begin Raw data

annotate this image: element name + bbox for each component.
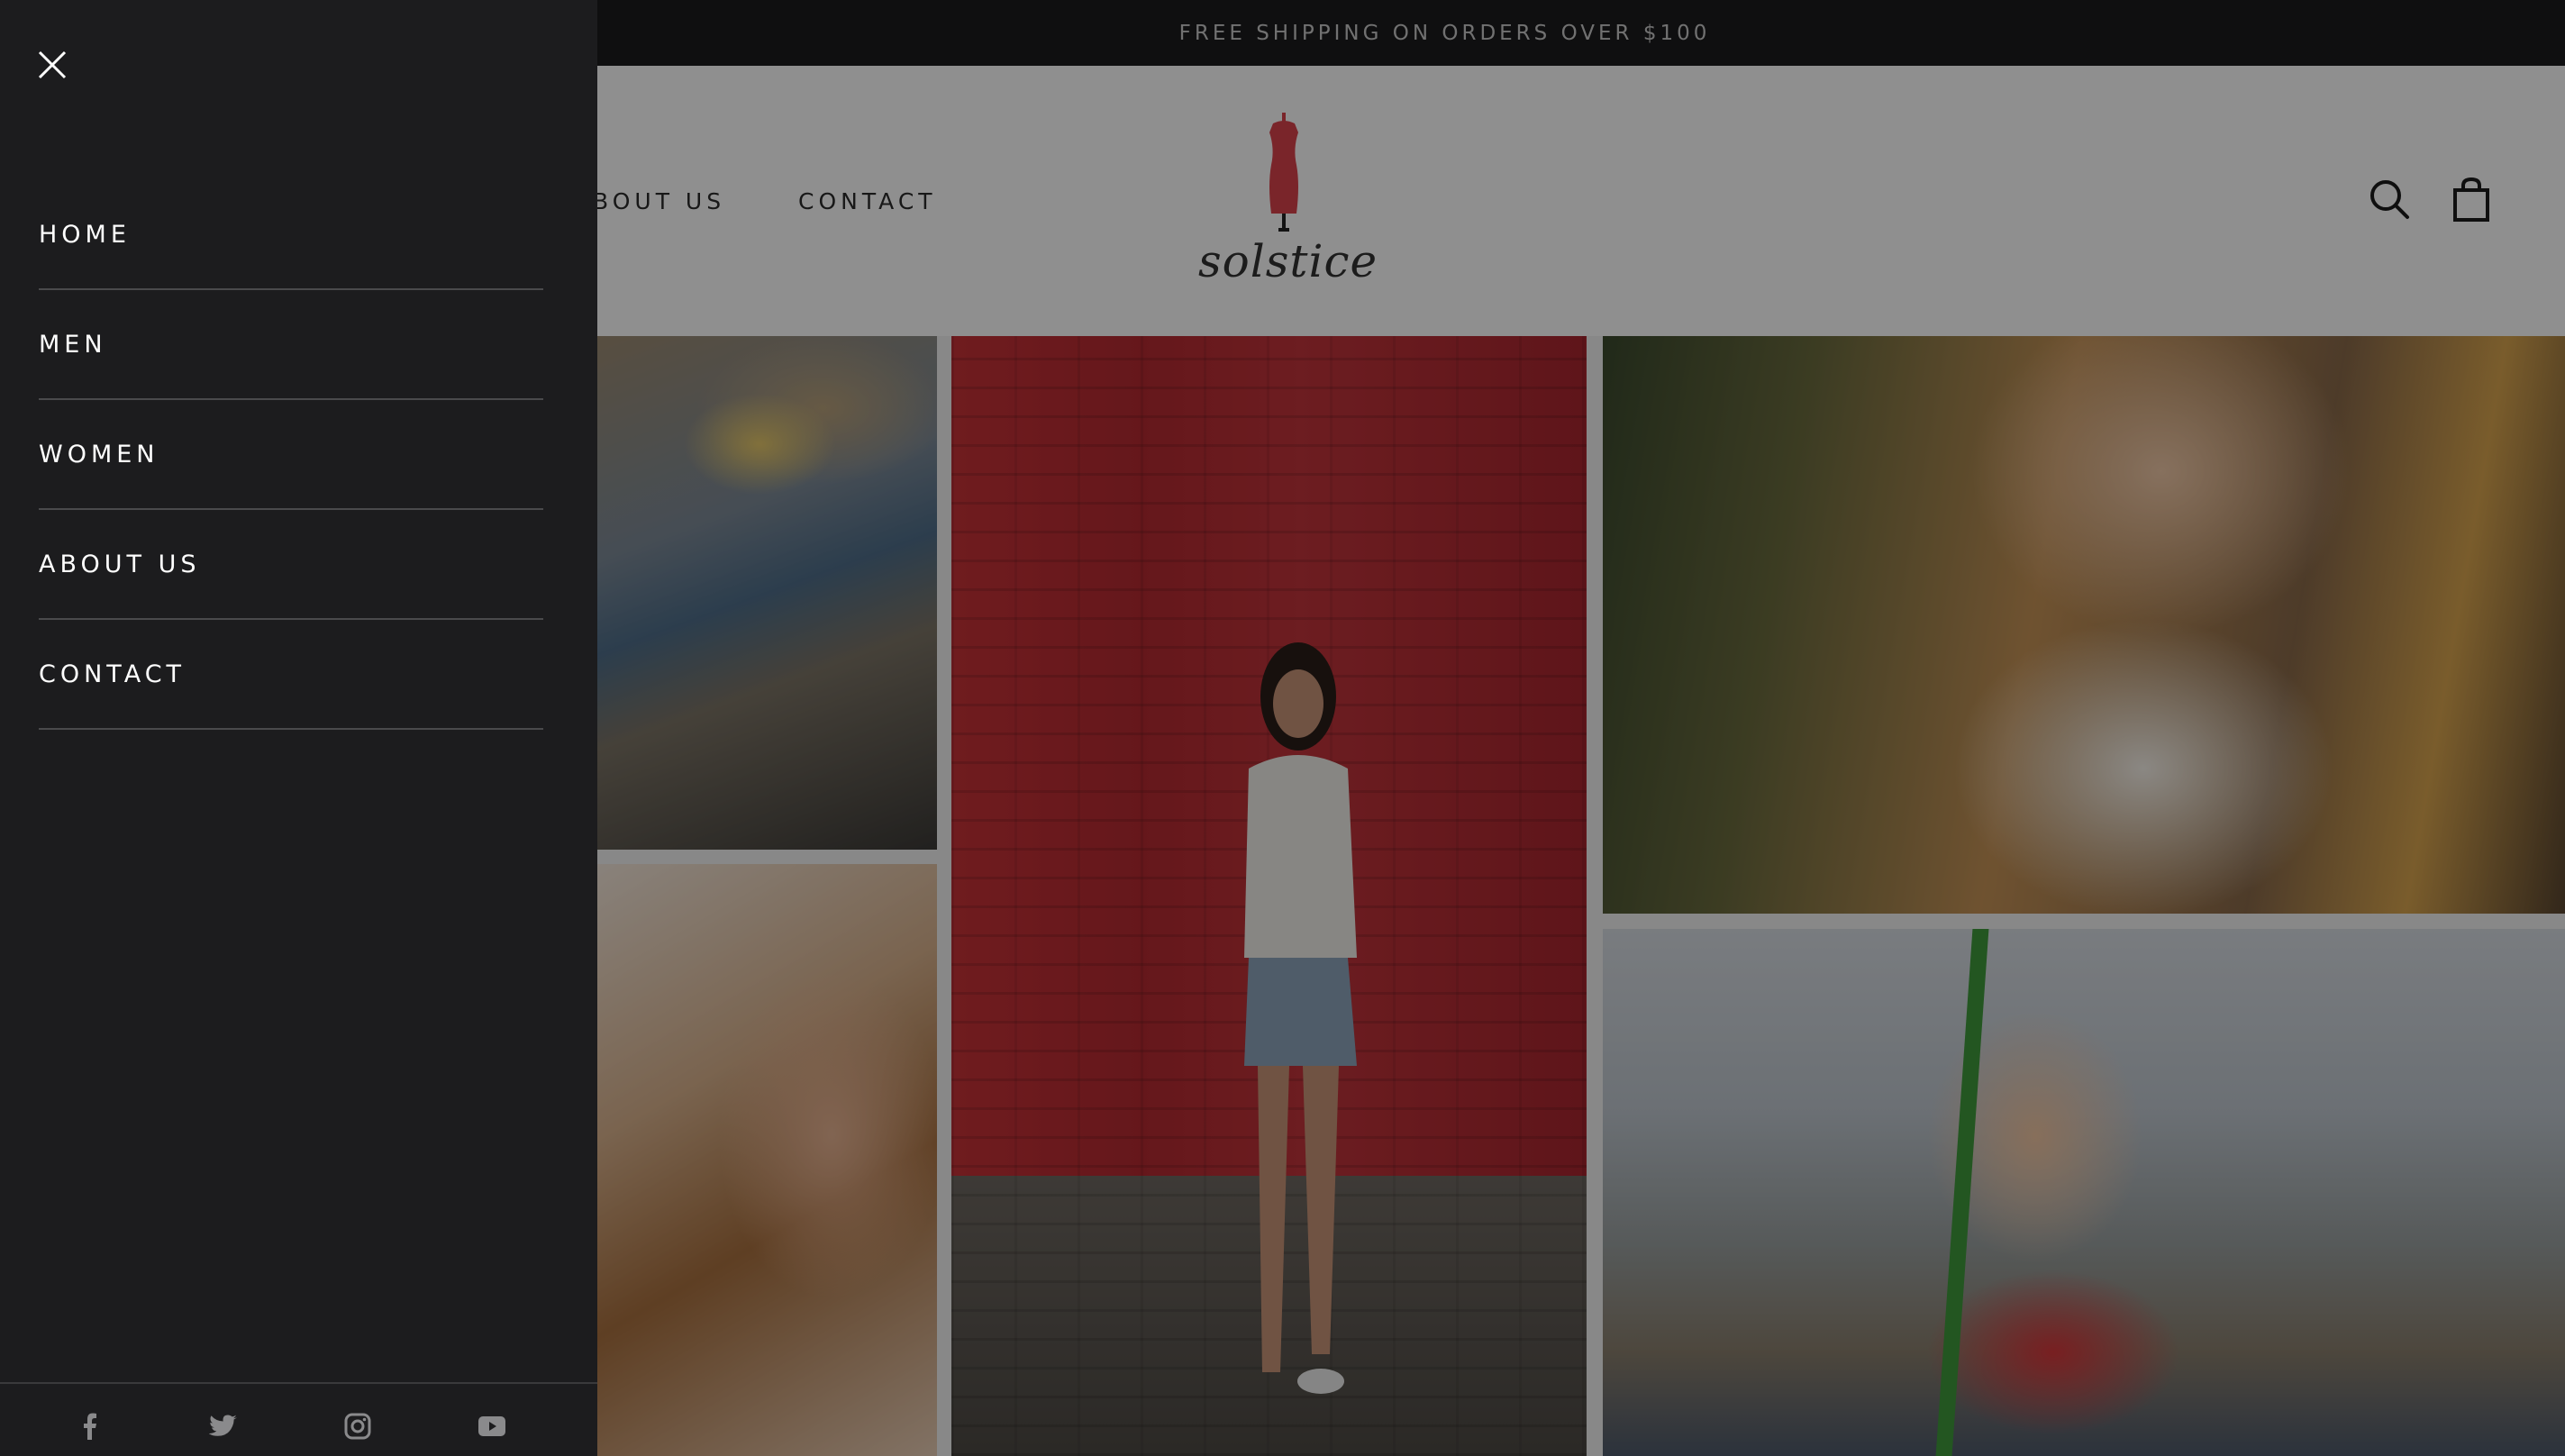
youtube-icon[interactable] <box>477 1411 507 1442</box>
navigation-drawer: HOME MEN WOMEN ABOUT US CONTACT <box>0 0 597 1456</box>
drawer-item-label: HOME <box>39 220 131 249</box>
drawer-menu: HOME MEN WOMEN ABOUT US CONTACT <box>39 180 543 730</box>
instagram-icon[interactable] <box>342 1411 373 1442</box>
page: FREE SHIPPING ON ORDERS OVER $100 BOUT U… <box>0 0 2565 1456</box>
twitter-icon[interactable] <box>208 1411 239 1442</box>
drawer-item-home[interactable]: HOME <box>39 180 543 290</box>
close-icon[interactable] <box>34 47 70 83</box>
drawer-item-label: ABOUT US <box>39 550 201 578</box>
drawer-item-men[interactable]: MEN <box>39 290 543 400</box>
facebook-icon[interactable] <box>74 1411 105 1442</box>
drawer-item-label: CONTACT <box>39 660 186 688</box>
drawer-item-about-us[interactable]: ABOUT US <box>39 510 543 620</box>
drawer-item-label: MEN <box>39 330 107 359</box>
drawer-item-label: WOMEN <box>39 440 159 469</box>
drawer-item-women[interactable]: WOMEN <box>39 400 543 510</box>
drawer-item-contact[interactable]: CONTACT <box>39 620 543 730</box>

end Raw data

* **Task instructions**:
Format the lines of every row above as a single numbered list, skipping any blank lines. Leave the pictures out of your answer.

* **Answer to the problem**:
1. annotate this image: element name + bbox for each component.
2. youtube-icon[interactable] <box>477 1411 507 1442</box>
3. navigation-drawer: HOME MEN WOMEN ABOUT US CONTACT <box>0 0 597 1456</box>
4. drawer-item-label: HOME <box>39 220 131 249</box>
5. drawer-menu: HOME MEN WOMEN ABOUT US CONTACT <box>39 180 543 730</box>
6. instagram-icon[interactable] <box>342 1411 373 1442</box>
7. page: FREE SHIPPING ON ORDERS OVER $100 BOUT U… <box>0 0 2565 1456</box>
8. twitter-icon[interactable] <box>208 1411 239 1442</box>
9. drawer-item-home[interactable]: HOME <box>39 180 543 290</box>
10. close-icon[interactable] <box>34 47 70 83</box>
11. drawer-item-label: ABOUT US <box>39 550 201 578</box>
12. drawer-item-men[interactable]: MEN <box>39 290 543 400</box>
13. facebook-icon[interactable] <box>74 1411 105 1442</box>
14. drawer-item-label: CONTACT <box>39 660 186 688</box>
15. drawer-item-about-us[interactable]: ABOUT US <box>39 510 543 620</box>
16. drawer-item-label: MEN <box>39 330 107 359</box>
17. drawer-item-label: WOMEN <box>39 440 159 469</box>
18. drawer-item-women[interactable]: WOMEN <box>39 400 543 510</box>
19. drawer-item-contact[interactable]: CONTACT <box>39 620 543 730</box>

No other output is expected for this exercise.